*Description of the task*. Pick out the lines below that contain the string "title" and copy them all.

● ● ● ●

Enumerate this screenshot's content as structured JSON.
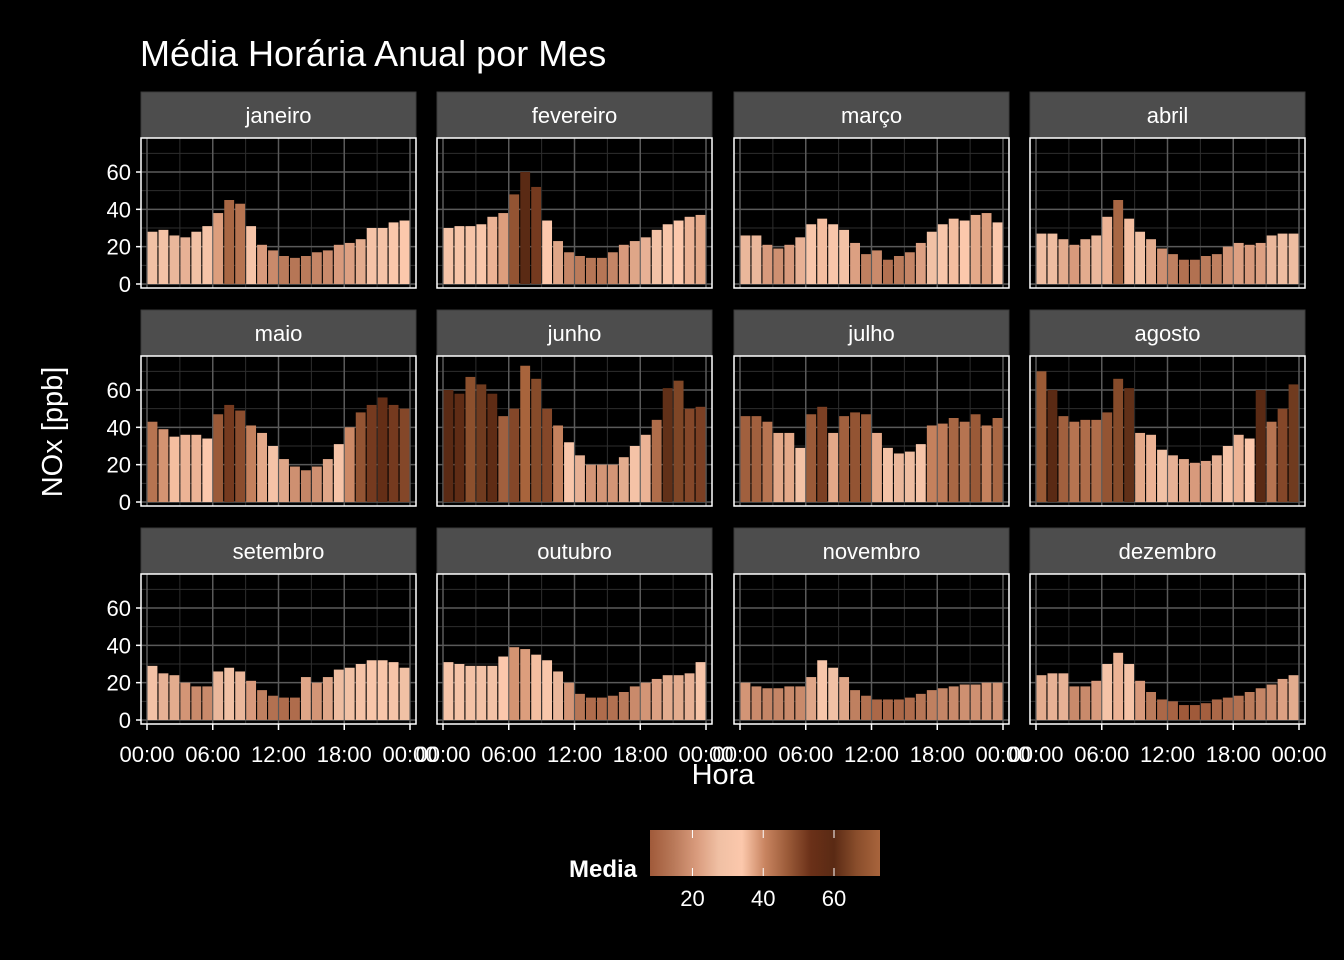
{
  "chart_data": {
    "type": "bar",
    "title": "Média Horária Anual por Mes",
    "xlabel": "Hora",
    "ylabel": "NOx [ppb]",
    "ylim": [
      0,
      75
    ],
    "y_ticks": [
      0,
      20,
      40,
      60
    ],
    "x_tick_labels": [
      "00:00",
      "06:00",
      "12:00",
      "18:00",
      "00:00"
    ],
    "grid": true,
    "legend": {
      "title": "Media",
      "position": "bottom",
      "ticks": [
        20,
        40,
        60
      ],
      "range": [
        8,
        73
      ]
    },
    "colormap": [
      "#a05a3a",
      "#b87858",
      "#d89a7c",
      "#f0c0a4",
      "#fcc8ac",
      "#c88460",
      "#9a5a38",
      "#6a3018",
      "#5a2a14",
      "#8a4e2c",
      "#a8643c"
    ],
    "hours": [
      0,
      1,
      2,
      3,
      4,
      5,
      6,
      7,
      8,
      9,
      10,
      11,
      12,
      13,
      14,
      15,
      16,
      17,
      18,
      19,
      20,
      21,
      22,
      23
    ],
    "panels": [
      {
        "name": "janeiro",
        "values": [
          28,
          29,
          26,
          25,
          28,
          31,
          38,
          45,
          43,
          31,
          21,
          18,
          15,
          14,
          15,
          17,
          18,
          21,
          22,
          24,
          30,
          30,
          33,
          34
        ]
      },
      {
        "name": "fevereiro",
        "values": [
          30,
          31,
          31,
          32,
          36,
          38,
          48,
          60,
          52,
          34,
          23,
          17,
          15,
          14,
          14,
          17,
          21,
          23,
          25,
          29,
          32,
          34,
          36,
          37
        ]
      },
      {
        "name": "março",
        "values": [
          26,
          26,
          21,
          19,
          21,
          25,
          32,
          35,
          32,
          29,
          22,
          16,
          18,
          13,
          15,
          17,
          22,
          28,
          32,
          35,
          34,
          37,
          38,
          33
        ]
      },
      {
        "name": "abril",
        "values": [
          27,
          27,
          24,
          21,
          24,
          26,
          36,
          45,
          35,
          28,
          24,
          19,
          16,
          13,
          13,
          15,
          16,
          20,
          22,
          21,
          22,
          26,
          27,
          27
        ]
      },
      {
        "name": "maio",
        "values": [
          43,
          39,
          35,
          36,
          36,
          34,
          47,
          52,
          49,
          41,
          37,
          30,
          23,
          19,
          17,
          19,
          23,
          31,
          40,
          48,
          52,
          56,
          52,
          50
        ]
      },
      {
        "name": "junho",
        "values": [
          60,
          58,
          67,
          63,
          58,
          46,
          50,
          73,
          66,
          50,
          41,
          32,
          25,
          20,
          20,
          20,
          24,
          30,
          36,
          44,
          61,
          65,
          50,
          51
        ]
      },
      {
        "name": "julho",
        "values": [
          46,
          46,
          43,
          37,
          37,
          29,
          47,
          51,
          37,
          46,
          48,
          47,
          37,
          29,
          26,
          27,
          31,
          41,
          42,
          45,
          43,
          47,
          41,
          45
        ]
      },
      {
        "name": "agosto",
        "values": [
          70,
          60,
          46,
          43,
          44,
          44,
          48,
          66,
          61,
          37,
          36,
          28,
          25,
          23,
          21,
          22,
          25,
          30,
          36,
          34,
          60,
          43,
          50,
          63
        ]
      },
      {
        "name": "setembro",
        "values": [
          29,
          25,
          24,
          20,
          18,
          18,
          26,
          28,
          26,
          21,
          16,
          13,
          12,
          12,
          23,
          20,
          23,
          27,
          28,
          30,
          32,
          32,
          31,
          28
        ]
      },
      {
        "name": "outubro",
        "values": [
          31,
          30,
          29,
          29,
          29,
          34,
          39,
          38,
          35,
          32,
          26,
          20,
          14,
          12,
          12,
          13,
          15,
          18,
          20,
          22,
          24,
          24,
          25,
          31
        ]
      },
      {
        "name": "novembro",
        "values": [
          20,
          18,
          17,
          17,
          18,
          18,
          23,
          32,
          28,
          23,
          16,
          13,
          11,
          11,
          11,
          12,
          14,
          16,
          17,
          18,
          19,
          19,
          20,
          20
        ]
      },
      {
        "name": "dezembro",
        "values": [
          24,
          25,
          25,
          18,
          18,
          21,
          30,
          36,
          30,
          21,
          15,
          11,
          10,
          8,
          8,
          9,
          11,
          12,
          13,
          15,
          17,
          19,
          22,
          24
        ]
      }
    ]
  }
}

● ● ● ●

*Exercise output*.
    "title": "Média Horária Anual por Mes",
      "title": "Media",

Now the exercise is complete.